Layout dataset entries
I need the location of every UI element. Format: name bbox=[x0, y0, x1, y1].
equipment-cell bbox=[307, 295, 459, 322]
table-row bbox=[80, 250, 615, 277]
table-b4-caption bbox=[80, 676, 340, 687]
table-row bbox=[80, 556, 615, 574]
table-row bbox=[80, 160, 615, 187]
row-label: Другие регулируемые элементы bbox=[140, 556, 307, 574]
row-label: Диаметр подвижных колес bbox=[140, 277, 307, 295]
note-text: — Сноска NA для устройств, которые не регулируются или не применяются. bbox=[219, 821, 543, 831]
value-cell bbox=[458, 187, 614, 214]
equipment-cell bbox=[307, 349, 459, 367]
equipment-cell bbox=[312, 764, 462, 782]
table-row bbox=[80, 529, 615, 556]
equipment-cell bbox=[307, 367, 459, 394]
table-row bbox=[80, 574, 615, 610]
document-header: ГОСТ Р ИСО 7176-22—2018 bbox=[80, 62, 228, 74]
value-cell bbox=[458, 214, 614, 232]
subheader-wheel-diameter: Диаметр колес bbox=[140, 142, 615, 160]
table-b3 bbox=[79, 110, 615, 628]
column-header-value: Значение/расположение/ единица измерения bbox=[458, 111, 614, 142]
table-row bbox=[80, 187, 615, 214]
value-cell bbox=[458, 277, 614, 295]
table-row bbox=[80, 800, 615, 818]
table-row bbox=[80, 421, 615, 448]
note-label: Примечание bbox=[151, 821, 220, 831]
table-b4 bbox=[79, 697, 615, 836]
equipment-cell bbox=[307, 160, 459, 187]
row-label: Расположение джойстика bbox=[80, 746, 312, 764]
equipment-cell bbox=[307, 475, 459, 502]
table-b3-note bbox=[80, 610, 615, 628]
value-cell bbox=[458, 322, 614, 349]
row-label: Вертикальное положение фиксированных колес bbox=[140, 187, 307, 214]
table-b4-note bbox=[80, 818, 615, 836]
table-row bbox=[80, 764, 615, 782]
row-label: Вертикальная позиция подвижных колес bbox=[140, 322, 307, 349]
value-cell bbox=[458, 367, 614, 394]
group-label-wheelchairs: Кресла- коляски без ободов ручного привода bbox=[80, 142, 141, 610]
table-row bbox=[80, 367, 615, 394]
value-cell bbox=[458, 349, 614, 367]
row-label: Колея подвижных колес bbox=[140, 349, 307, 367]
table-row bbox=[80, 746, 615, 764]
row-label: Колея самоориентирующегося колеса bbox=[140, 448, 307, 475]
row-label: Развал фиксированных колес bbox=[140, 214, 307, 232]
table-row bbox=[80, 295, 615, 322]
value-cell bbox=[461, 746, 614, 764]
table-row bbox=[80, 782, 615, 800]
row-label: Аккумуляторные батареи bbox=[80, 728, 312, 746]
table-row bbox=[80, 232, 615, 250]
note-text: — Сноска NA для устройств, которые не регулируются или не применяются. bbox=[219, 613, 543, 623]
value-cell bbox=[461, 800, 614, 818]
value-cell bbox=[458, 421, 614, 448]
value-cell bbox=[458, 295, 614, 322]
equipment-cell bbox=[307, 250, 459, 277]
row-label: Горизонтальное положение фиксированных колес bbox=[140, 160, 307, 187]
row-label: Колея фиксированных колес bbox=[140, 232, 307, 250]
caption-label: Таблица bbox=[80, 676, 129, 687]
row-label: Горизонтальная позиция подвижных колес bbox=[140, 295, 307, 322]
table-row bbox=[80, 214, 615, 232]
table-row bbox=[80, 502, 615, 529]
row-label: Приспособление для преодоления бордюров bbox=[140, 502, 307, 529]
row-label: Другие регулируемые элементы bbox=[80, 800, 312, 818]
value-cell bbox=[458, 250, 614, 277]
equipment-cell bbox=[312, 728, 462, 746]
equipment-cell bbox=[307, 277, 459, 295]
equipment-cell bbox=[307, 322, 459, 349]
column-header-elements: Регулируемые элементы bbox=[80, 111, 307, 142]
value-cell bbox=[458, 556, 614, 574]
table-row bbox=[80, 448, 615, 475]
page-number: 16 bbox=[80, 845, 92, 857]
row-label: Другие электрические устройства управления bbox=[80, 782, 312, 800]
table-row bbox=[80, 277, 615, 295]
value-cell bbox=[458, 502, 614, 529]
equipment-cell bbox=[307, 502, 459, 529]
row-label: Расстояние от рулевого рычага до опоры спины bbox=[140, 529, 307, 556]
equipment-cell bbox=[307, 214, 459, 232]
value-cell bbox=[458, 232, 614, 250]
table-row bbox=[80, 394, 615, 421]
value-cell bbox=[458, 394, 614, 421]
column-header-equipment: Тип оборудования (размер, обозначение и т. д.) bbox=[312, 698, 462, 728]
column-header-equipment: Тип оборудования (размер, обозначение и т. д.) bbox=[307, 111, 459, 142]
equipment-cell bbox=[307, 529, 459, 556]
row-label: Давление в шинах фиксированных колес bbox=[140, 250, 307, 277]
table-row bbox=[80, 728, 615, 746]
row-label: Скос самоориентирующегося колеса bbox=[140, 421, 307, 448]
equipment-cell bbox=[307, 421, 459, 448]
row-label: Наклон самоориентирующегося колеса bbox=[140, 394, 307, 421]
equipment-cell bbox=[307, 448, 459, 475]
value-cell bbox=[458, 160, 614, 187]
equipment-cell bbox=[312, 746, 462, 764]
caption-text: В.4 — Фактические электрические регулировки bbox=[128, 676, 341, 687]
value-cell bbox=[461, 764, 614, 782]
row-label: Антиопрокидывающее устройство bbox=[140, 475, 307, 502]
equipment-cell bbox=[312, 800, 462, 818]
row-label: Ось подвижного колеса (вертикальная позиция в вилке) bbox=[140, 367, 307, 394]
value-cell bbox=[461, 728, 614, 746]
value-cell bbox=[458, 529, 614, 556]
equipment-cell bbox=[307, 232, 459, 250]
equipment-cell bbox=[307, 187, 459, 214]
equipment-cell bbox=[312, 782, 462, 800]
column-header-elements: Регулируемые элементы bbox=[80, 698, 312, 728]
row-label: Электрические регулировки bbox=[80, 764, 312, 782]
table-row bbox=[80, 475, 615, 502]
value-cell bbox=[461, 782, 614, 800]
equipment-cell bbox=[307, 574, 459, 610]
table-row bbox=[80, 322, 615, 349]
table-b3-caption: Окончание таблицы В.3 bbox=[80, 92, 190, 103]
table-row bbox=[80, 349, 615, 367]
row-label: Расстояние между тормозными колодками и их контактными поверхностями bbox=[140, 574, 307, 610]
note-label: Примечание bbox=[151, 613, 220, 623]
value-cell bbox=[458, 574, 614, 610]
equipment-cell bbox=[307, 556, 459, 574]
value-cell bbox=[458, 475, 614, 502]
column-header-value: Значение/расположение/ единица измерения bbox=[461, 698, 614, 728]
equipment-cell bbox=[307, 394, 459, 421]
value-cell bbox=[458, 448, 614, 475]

* **What is being asked**
Can you copy every item above, character for character, with no changes?

* **Exercise result**
I need the location of every UI element. Format: name bbox=[x0, y0, x1, y1].
equipment-cell bbox=[307, 295, 459, 322]
table-row bbox=[80, 250, 615, 277]
table-b4-caption bbox=[80, 676, 340, 687]
table-row bbox=[80, 556, 615, 574]
table-row bbox=[80, 160, 615, 187]
row-label: Другие регулируемые элементы bbox=[140, 556, 307, 574]
row-label: Диаметр подвижных колес bbox=[140, 277, 307, 295]
note-text: — Сноска NA для устройств, которые не регулируются или не применяются. bbox=[219, 821, 543, 831]
value-cell bbox=[458, 187, 614, 214]
equipment-cell bbox=[307, 349, 459, 367]
equipment-cell bbox=[312, 764, 462, 782]
table-row bbox=[80, 529, 615, 556]
equipment-cell bbox=[307, 367, 459, 394]
table-row bbox=[80, 574, 615, 610]
document-header: ГОСТ Р ИСО 7176-22—2018 bbox=[80, 62, 228, 74]
value-cell bbox=[458, 214, 614, 232]
subheader-wheel-diameter: Диаметр колес bbox=[140, 142, 615, 160]
table-b3 bbox=[79, 110, 615, 628]
column-header-value: Значение/расположение/ единица измерения bbox=[458, 111, 614, 142]
table-row bbox=[80, 187, 615, 214]
value-cell bbox=[458, 277, 614, 295]
table-row bbox=[80, 800, 615, 818]
table-row bbox=[80, 421, 615, 448]
note-label: Примечание bbox=[151, 821, 220, 831]
table-b4 bbox=[79, 697, 615, 836]
equipment-cell bbox=[307, 160, 459, 187]
row-label: Расположение джойстика bbox=[80, 746, 312, 764]
equipment-cell bbox=[307, 475, 459, 502]
table-b3-note bbox=[80, 610, 615, 628]
value-cell bbox=[458, 322, 614, 349]
row-label: Вертикальное положение фиксированных колес bbox=[140, 187, 307, 214]
table-b4-note bbox=[80, 818, 615, 836]
table-row bbox=[80, 764, 615, 782]
row-label: Вертикальная позиция подвижных колес bbox=[140, 322, 307, 349]
value-cell bbox=[458, 367, 614, 394]
group-label-wheelchairs: Кресла- коляски без ободов ручного привода bbox=[80, 142, 141, 610]
table-row bbox=[80, 367, 615, 394]
value-cell bbox=[458, 349, 614, 367]
row-label: Колея подвижных колес bbox=[140, 349, 307, 367]
table-row bbox=[80, 746, 615, 764]
row-label: Колея самоориентирующегося колеса bbox=[140, 448, 307, 475]
row-label: Развал фиксированных колес bbox=[140, 214, 307, 232]
table-row bbox=[80, 295, 615, 322]
value-cell bbox=[461, 746, 614, 764]
table-row bbox=[80, 782, 615, 800]
row-label: Аккумуляторные батареи bbox=[80, 728, 312, 746]
table-row bbox=[80, 232, 615, 250]
note-text: — Сноска NA для устройств, которые не регулируются или не применяются. bbox=[219, 613, 543, 623]
value-cell bbox=[461, 800, 614, 818]
value-cell bbox=[458, 421, 614, 448]
value-cell bbox=[458, 295, 614, 322]
equipment-cell bbox=[307, 250, 459, 277]
row-label: Горизонтальное положение фиксированных колес bbox=[140, 160, 307, 187]
row-label: Колея фиксированных колес bbox=[140, 232, 307, 250]
caption-label: Таблица bbox=[80, 676, 129, 687]
row-label: Горизонтальная позиция подвижных колес bbox=[140, 295, 307, 322]
table-row bbox=[80, 214, 615, 232]
table-row bbox=[80, 502, 615, 529]
row-label: Приспособление для преодоления бордюров bbox=[140, 502, 307, 529]
row-label: Другие регулируемые элементы bbox=[80, 800, 312, 818]
value-cell bbox=[458, 250, 614, 277]
equipment-cell bbox=[312, 728, 462, 746]
equipment-cell bbox=[307, 277, 459, 295]
equipment-cell bbox=[307, 322, 459, 349]
column-header-elements: Регулируемые элементы bbox=[80, 111, 307, 142]
value-cell bbox=[458, 556, 614, 574]
table-row bbox=[80, 448, 615, 475]
page-number: 16 bbox=[80, 845, 92, 857]
row-label: Другие электрические устройства управления bbox=[80, 782, 312, 800]
table-row bbox=[80, 277, 615, 295]
value-cell bbox=[458, 502, 614, 529]
equipment-cell bbox=[307, 502, 459, 529]
row-label: Расстояние от рулевого рычага до опоры спины bbox=[140, 529, 307, 556]
equipment-cell bbox=[307, 214, 459, 232]
value-cell bbox=[458, 232, 614, 250]
table-row bbox=[80, 394, 615, 421]
value-cell bbox=[458, 394, 614, 421]
column-header-equipment: Тип оборудования (размер, обозначение и т. д.) bbox=[312, 698, 462, 728]
column-header-equipment: Тип оборудования (размер, обозначение и т. д.) bbox=[307, 111, 459, 142]
equipment-cell bbox=[307, 529, 459, 556]
row-label: Давление в шинах фиксированных колес bbox=[140, 250, 307, 277]
table-row bbox=[80, 728, 615, 746]
row-label: Скос самоориентирующегося колеса bbox=[140, 421, 307, 448]
equipment-cell bbox=[307, 421, 459, 448]
row-label: Наклон самоориентирующегося колеса bbox=[140, 394, 307, 421]
equipment-cell bbox=[307, 448, 459, 475]
value-cell bbox=[458, 160, 614, 187]
equipment-cell bbox=[312, 746, 462, 764]
caption-text: В.4 — Фактические электрические регулировки bbox=[128, 676, 341, 687]
value-cell bbox=[461, 764, 614, 782]
row-label: Антиопрокидывающее устройство bbox=[140, 475, 307, 502]
equipment-cell bbox=[312, 800, 462, 818]
row-label: Ось подвижного колеса (вертикальная позиция в вилке) bbox=[140, 367, 307, 394]
value-cell bbox=[461, 728, 614, 746]
value-cell bbox=[458, 529, 614, 556]
equipment-cell bbox=[307, 232, 459, 250]
equipment-cell bbox=[307, 187, 459, 214]
equipment-cell bbox=[312, 782, 462, 800]
column-header-elements: Регулируемые элементы bbox=[80, 698, 312, 728]
row-label: Электрические регулировки bbox=[80, 764, 312, 782]
table-row bbox=[80, 475, 615, 502]
value-cell bbox=[461, 782, 614, 800]
equipment-cell bbox=[307, 574, 459, 610]
table-row bbox=[80, 322, 615, 349]
table-b3-caption: Окончание таблицы В.3 bbox=[80, 92, 190, 103]
table-row bbox=[80, 349, 615, 367]
row-label: Расстояние между тормозными колодками и их контактными поверхностями bbox=[140, 574, 307, 610]
note-label: Примечание bbox=[151, 613, 220, 623]
value-cell bbox=[458, 574, 614, 610]
equipment-cell bbox=[307, 556, 459, 574]
value-cell bbox=[458, 475, 614, 502]
column-header-value: Значение/расположение/ единица измерения bbox=[461, 698, 614, 728]
equipment-cell bbox=[307, 394, 459, 421]
value-cell bbox=[458, 448, 614, 475]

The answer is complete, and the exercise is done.